* start EXTRACTED ENTRIES *

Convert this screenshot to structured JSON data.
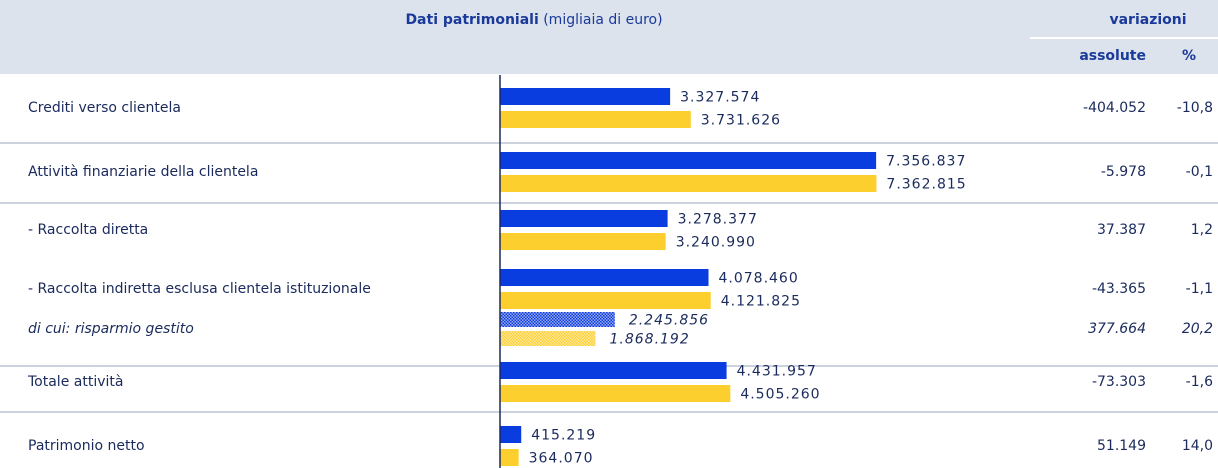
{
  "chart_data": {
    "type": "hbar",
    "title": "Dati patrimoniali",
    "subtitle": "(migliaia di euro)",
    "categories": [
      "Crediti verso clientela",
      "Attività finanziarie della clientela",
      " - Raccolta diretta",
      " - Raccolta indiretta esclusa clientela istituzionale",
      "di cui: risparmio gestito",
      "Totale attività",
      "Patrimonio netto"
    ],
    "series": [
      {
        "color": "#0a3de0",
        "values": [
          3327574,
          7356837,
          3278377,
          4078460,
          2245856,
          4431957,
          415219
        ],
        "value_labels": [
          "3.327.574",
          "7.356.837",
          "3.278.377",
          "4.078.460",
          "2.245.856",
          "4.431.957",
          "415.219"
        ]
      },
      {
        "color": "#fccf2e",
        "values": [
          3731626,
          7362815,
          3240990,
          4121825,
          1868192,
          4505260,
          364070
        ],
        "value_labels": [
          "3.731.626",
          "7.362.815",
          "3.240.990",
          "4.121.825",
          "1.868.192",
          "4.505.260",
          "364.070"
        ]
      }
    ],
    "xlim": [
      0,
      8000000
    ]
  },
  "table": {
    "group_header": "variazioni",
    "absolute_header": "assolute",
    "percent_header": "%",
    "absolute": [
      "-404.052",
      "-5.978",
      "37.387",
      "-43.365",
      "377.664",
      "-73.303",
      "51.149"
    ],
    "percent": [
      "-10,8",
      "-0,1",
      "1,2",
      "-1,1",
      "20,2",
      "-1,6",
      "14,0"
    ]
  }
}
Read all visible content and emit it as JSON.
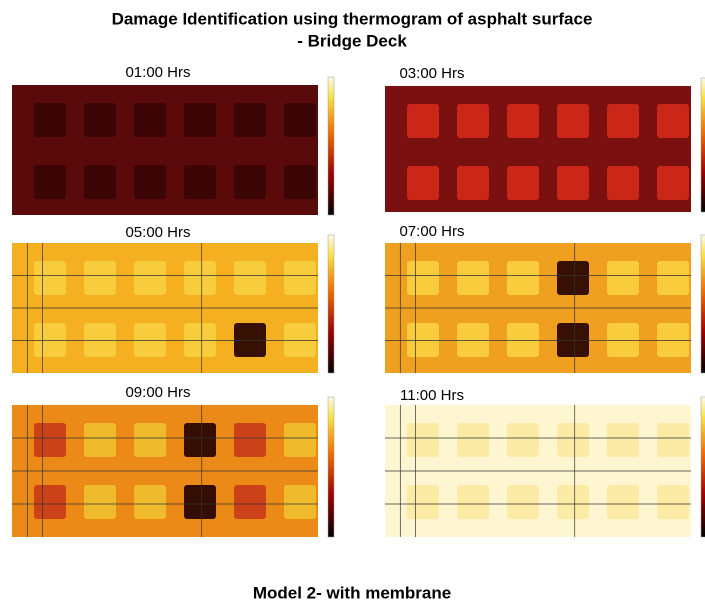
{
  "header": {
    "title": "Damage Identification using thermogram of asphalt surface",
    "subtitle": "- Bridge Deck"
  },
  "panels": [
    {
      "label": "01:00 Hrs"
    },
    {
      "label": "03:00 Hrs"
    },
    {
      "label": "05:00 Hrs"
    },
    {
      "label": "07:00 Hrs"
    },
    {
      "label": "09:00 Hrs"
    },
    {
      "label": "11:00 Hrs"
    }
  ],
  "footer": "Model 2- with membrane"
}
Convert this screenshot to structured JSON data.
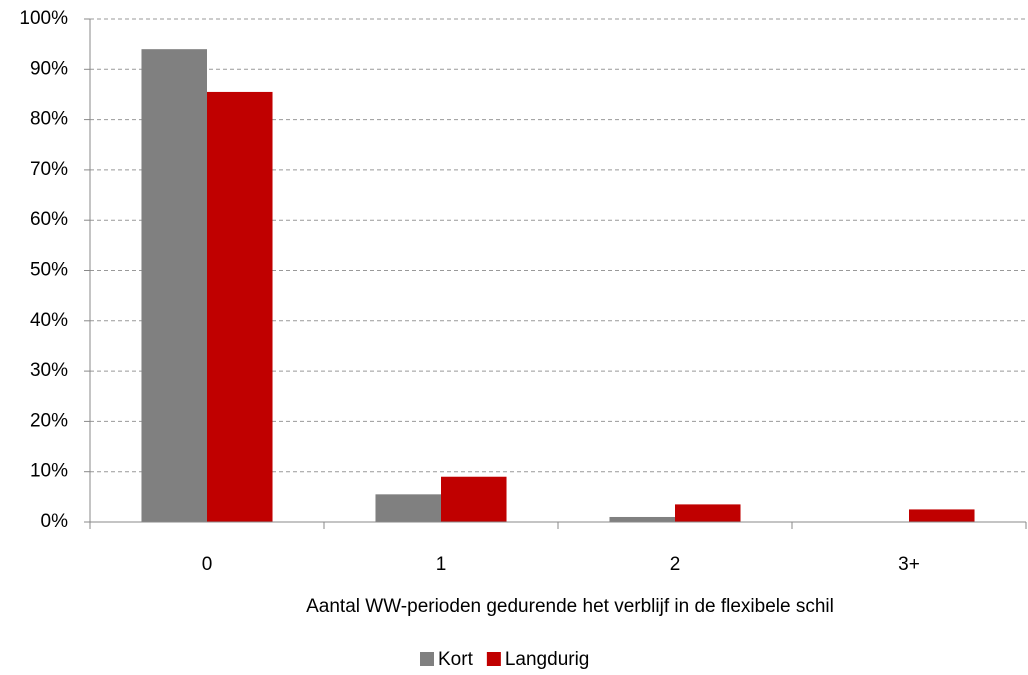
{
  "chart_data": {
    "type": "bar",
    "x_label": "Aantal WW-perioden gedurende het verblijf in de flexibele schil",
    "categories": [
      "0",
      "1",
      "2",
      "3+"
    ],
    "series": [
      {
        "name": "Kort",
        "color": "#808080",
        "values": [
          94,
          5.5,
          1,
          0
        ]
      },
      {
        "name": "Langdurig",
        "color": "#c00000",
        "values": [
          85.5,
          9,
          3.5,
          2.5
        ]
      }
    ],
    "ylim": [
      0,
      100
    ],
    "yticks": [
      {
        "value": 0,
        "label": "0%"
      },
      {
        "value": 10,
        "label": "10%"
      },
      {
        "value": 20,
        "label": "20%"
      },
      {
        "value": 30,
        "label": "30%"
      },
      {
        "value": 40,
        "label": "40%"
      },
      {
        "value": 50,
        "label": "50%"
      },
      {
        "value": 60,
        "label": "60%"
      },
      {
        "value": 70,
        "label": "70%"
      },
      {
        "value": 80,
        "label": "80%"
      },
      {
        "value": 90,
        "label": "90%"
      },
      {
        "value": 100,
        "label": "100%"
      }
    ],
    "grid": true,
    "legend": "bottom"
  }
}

* end EXTRACTED ENTRIES *

AIM OF THE EXERCISE:
Set down all the data again exactly as above, pictures excluded.

FULL ANSWER:
Convert this screenshot to structured JSON data.
{
  "chart_data": {
    "type": "hbar",
    "title": "Dati patrimoniali",
    "subtitle": "(migliaia di euro)",
    "categories": [
      "Crediti verso clientela",
      "Attività finanziarie della clientela",
      " - Raccolta diretta",
      " - Raccolta indiretta esclusa clientela istituzionale",
      "di cui: risparmio gestito",
      "Totale attività",
      "Patrimonio netto"
    ],
    "series": [
      {
        "color": "#0a3de0",
        "values": [
          3327574,
          7356837,
          3278377,
          4078460,
          2245856,
          4431957,
          415219
        ],
        "value_labels": [
          "3.327.574",
          "7.356.837",
          "3.278.377",
          "4.078.460",
          "2.245.856",
          "4.431.957",
          "415.219"
        ]
      },
      {
        "color": "#fccf2e",
        "values": [
          3731626,
          7362815,
          3240990,
          4121825,
          1868192,
          4505260,
          364070
        ],
        "value_labels": [
          "3.731.626",
          "7.362.815",
          "3.240.990",
          "4.121.825",
          "1.868.192",
          "4.505.260",
          "364.070"
        ]
      }
    ],
    "xlim": [
      0,
      8000000
    ]
  },
  "table": {
    "group_header": "variazioni",
    "absolute_header": "assolute",
    "percent_header": "%",
    "absolute": [
      "-404.052",
      "-5.978",
      "37.387",
      "-43.365",
      "377.664",
      "-73.303",
      "51.149"
    ],
    "percent": [
      "-10,8",
      "-0,1",
      "1,2",
      "-1,1",
      "20,2",
      "-1,6",
      "14,0"
    ]
  }
}
Read all visible content and emit it as JSON.
{
  "header": {
    "title": "Damage Identification using thermogram of asphalt surface",
    "subtitle": "- Bridge Deck"
  },
  "panels": [
    {
      "label": "01:00 Hrs"
    },
    {
      "label": "03:00 Hrs"
    },
    {
      "label": "05:00 Hrs"
    },
    {
      "label": "07:00 Hrs"
    },
    {
      "label": "09:00 Hrs"
    },
    {
      "label": "11:00 Hrs"
    }
  ],
  "footer": "Model 2- with membrane"
}
Convert this screenshot to structured JSON data.
{
  "chart_data": {
    "type": "bar",
    "x_label": "Aantal WW-perioden gedurende het verblijf in de flexibele schil",
    "categories": [
      "0",
      "1",
      "2",
      "3+"
    ],
    "series": [
      {
        "name": "Kort",
        "color": "#808080",
        "values": [
          94,
          5.5,
          1,
          0
        ]
      },
      {
        "name": "Langdurig",
        "color": "#c00000",
        "values": [
          85.5,
          9,
          3.5,
          2.5
        ]
      }
    ],
    "ylim": [
      0,
      100
    ],
    "yticks": [
      {
        "value": 0,
        "label": "0%"
      },
      {
        "value": 10,
        "label": "10%"
      },
      {
        "value": 20,
        "label": "20%"
      },
      {
        "value": 30,
        "label": "30%"
      },
      {
        "value": 40,
        "label": "40%"
      },
      {
        "value": 50,
        "label": "50%"
      },
      {
        "value": 60,
        "label": "60%"
      },
      {
        "value": 70,
        "label": "70%"
      },
      {
        "value": 80,
        "label": "80%"
      },
      {
        "value": 90,
        "label": "90%"
      },
      {
        "value": 100,
        "label": "100%"
      }
    ],
    "grid": true,
    "legend": "bottom"
  }
}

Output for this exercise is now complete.